Every line below is to be copied exactly, with the pictures left out.

* [Stored records]
__________________________________________________

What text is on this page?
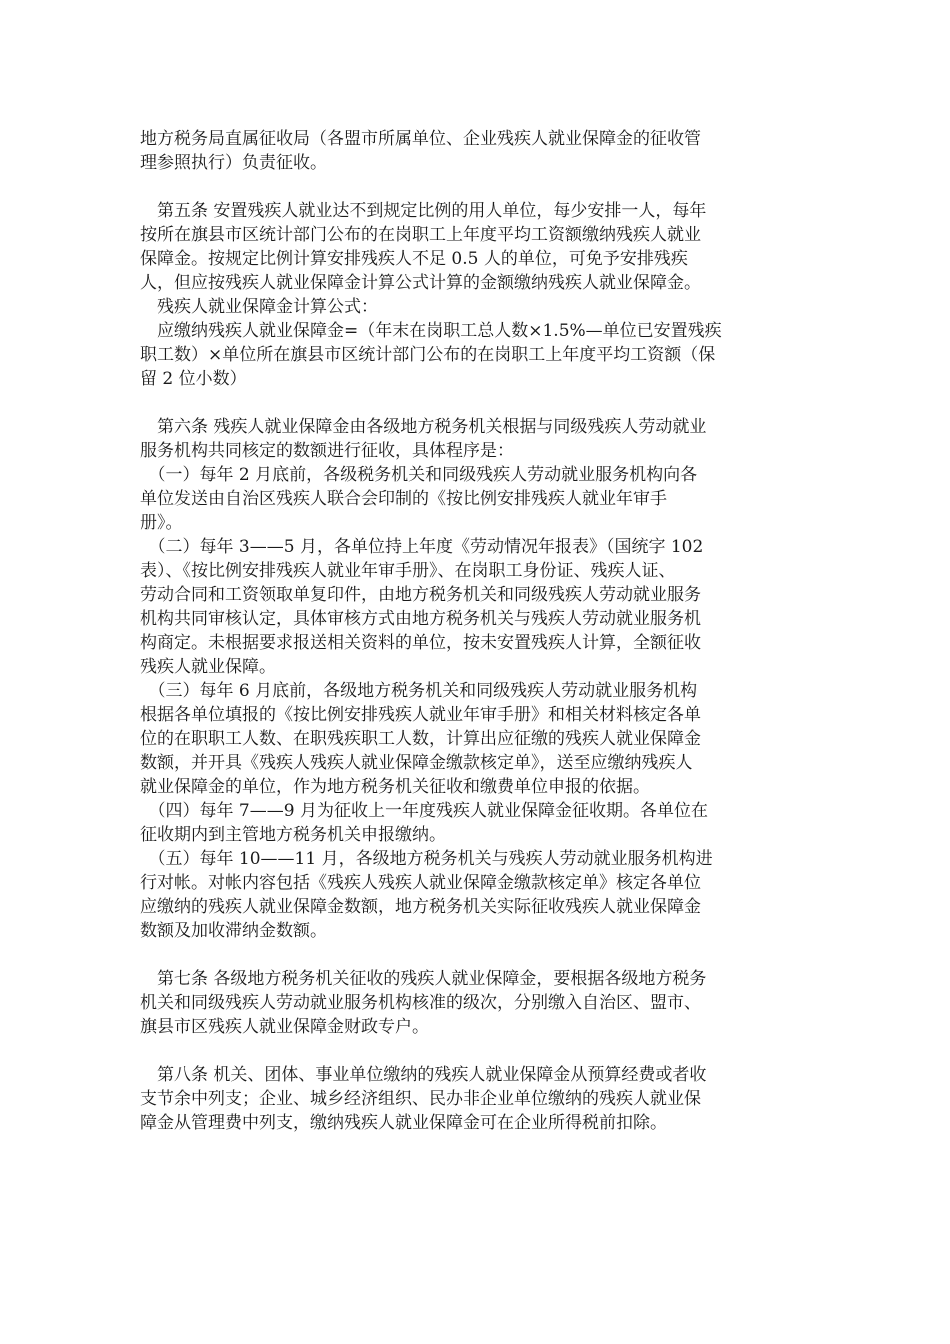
地方税务局直属征收局（各盟市所属单位、企业残疾人就业保障金的征收管
理参照执行）负责征收。
　第五条 安置残疾人就业达不到规定比例的用人单位，每少安排一人，每年
按所在旗县市区统计部门公布的在岗职工上年度平均工资额缴纳残疾人就业
保障金。按规定比例计算安排残疾人不足 0.5 人的单位，可免予安排残疾
人，但应按残疾人就业保障金计算公式计算的金额缴纳残疾人就业保障金。
　残疾人就业保障金计算公式：
　应缴纳残疾人就业保障金=（年末在岗职工总人数×1.5%—单位已安置残疾
职工数）×单位所在旗县市区统计部门公布的在岗职工上年度平均工资额（保
留 2 位小数）
　第六条 残疾人就业保障金由各级地方税务机关根据与同级残疾人劳动就业
服务机构共同核定的数额进行征收，具体程序是：
　（一）每年 2 月底前，各级税务机关和同级残疾人劳动就业服务机构向各
单位发送由自治区残疾人联合会印制的《按比例安排残疾人就业年审手
册》。
　（二）每年 3——5 月，各单位持上年度《劳动情况年报表》（国统字 102
表）、《按比例安排残疾人就业年审手册》、在岗职工身份证、残疾人证、
劳动合同和工资领取单复印件，由地方税务机关和同级残疾人劳动就业服务
机构共同审核认定，具体审核方式由地方税务机关与残疾人劳动就业服务机
构商定。未根据要求报送相关资料的单位，按未安置残疾人计算，全额征收
残疾人就业保障。
　（三）每年 6 月底前，各级地方税务机关和同级残疾人劳动就业服务机构
根据各单位填报的《按比例安排残疾人就业年审手册》和相关材料核定各单
位的在职职工人数、在职残疾职工人数，计算出应征缴的残疾人就业保障金
数额，并开具《残疾人残疾人就业保障金缴款核定单》，送至应缴纳残疾人
就业保障金的单位，作为地方税务机关征收和缴费单位申报的依据。
　（四）每年 7——9 月为征收上一年度残疾人就业保障金征收期。各单位在
征收期内到主管地方税务机关申报缴纳。
　（五）每年 10——11 月，各级地方税务机关与残疾人劳动就业服务机构进
行对帐。对帐内容包括《残疾人残疾人就业保障金缴款核定单》核定各单位
应缴纳的残疾人就业保障金数额，地方税务机关实际征收残疾人就业保障金
数额及加收滞纳金数额。
　第七条 各级地方税务机关征收的残疾人就业保障金，要根据各级地方税务
机关和同级残疾人劳动就业服务机构核准的级次，分别缴入自治区、盟市、
旗县市区残疾人就业保障金财政专户。
　第八条 机关、团体、事业单位缴纳的残疾人就业保障金从预算经费或者收
支节余中列支；企业、城乡经济组织、民办非企业单位缴纳的残疾人就业保
障金从管理费中列支，缴纳残疾人就业保障金可在企业所得税前扣除。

__________________________________________________

* [The output]
What text is on this page?
地方税务局直属征收局（各盟市所属单位、企业残疾人就业保障金的征收管
理参照执行）负责征收。
　第五条 安置残疾人就业达不到规定比例的用人单位，每少安排一人，每年
按所在旗县市区统计部门公布的在岗职工上年度平均工资额缴纳残疾人就业
保障金。按规定比例计算安排残疾人不足 0.5 人的单位，可免予安排残疾
人，但应按残疾人就业保障金计算公式计算的金额缴纳残疾人就业保障金。
　残疾人就业保障金计算公式：
　应缴纳残疾人就业保障金=（年末在岗职工总人数×1.5%—单位已安置残疾
职工数）×单位所在旗县市区统计部门公布的在岗职工上年度平均工资额（保
留 2 位小数）
　第六条 残疾人就业保障金由各级地方税务机关根据与同级残疾人劳动就业
服务机构共同核定的数额进行征收，具体程序是：
　（一）每年 2 月底前，各级税务机关和同级残疾人劳动就业服务机构向各
单位发送由自治区残疾人联合会印制的《按比例安排残疾人就业年审手
册》。
　（二）每年 3——5 月，各单位持上年度《劳动情况年报表》（国统字 102
表）、《按比例安排残疾人就业年审手册》、在岗职工身份证、残疾人证、
劳动合同和工资领取单复印件，由地方税务机关和同级残疾人劳动就业服务
机构共同审核认定，具体审核方式由地方税务机关与残疾人劳动就业服务机
构商定。未根据要求报送相关资料的单位，按未安置残疾人计算，全额征收
残疾人就业保障。
　（三）每年 6 月底前，各级地方税务机关和同级残疾人劳动就业服务机构
根据各单位填报的《按比例安排残疾人就业年审手册》和相关材料核定各单
位的在职职工人数、在职残疾职工人数，计算出应征缴的残疾人就业保障金
数额，并开具《残疾人残疾人就业保障金缴款核定单》，送至应缴纳残疾人
就业保障金的单位，作为地方税务机关征收和缴费单位申报的依据。
　（四）每年 7——9 月为征收上一年度残疾人就业保障金征收期。各单位在
征收期内到主管地方税务机关申报缴纳。
　（五）每年 10——11 月，各级地方税务机关与残疾人劳动就业服务机构进
行对帐。对帐内容包括《残疾人残疾人就业保障金缴款核定单》核定各单位
应缴纳的残疾人就业保障金数额，地方税务机关实际征收残疾人就业保障金
数额及加收滞纳金数额。
　第七条 各级地方税务机关征收的残疾人就业保障金，要根据各级地方税务
机关和同级残疾人劳动就业服务机构核准的级次，分别缴入自治区、盟市、
旗县市区残疾人就业保障金财政专户。
　第八条 机关、团体、事业单位缴纳的残疾人就业保障金从预算经费或者收
支节余中列支；企业、城乡经济组织、民办非企业单位缴纳的残疾人就业保
障金从管理费中列支，缴纳残疾人就业保障金可在企业所得税前扣除。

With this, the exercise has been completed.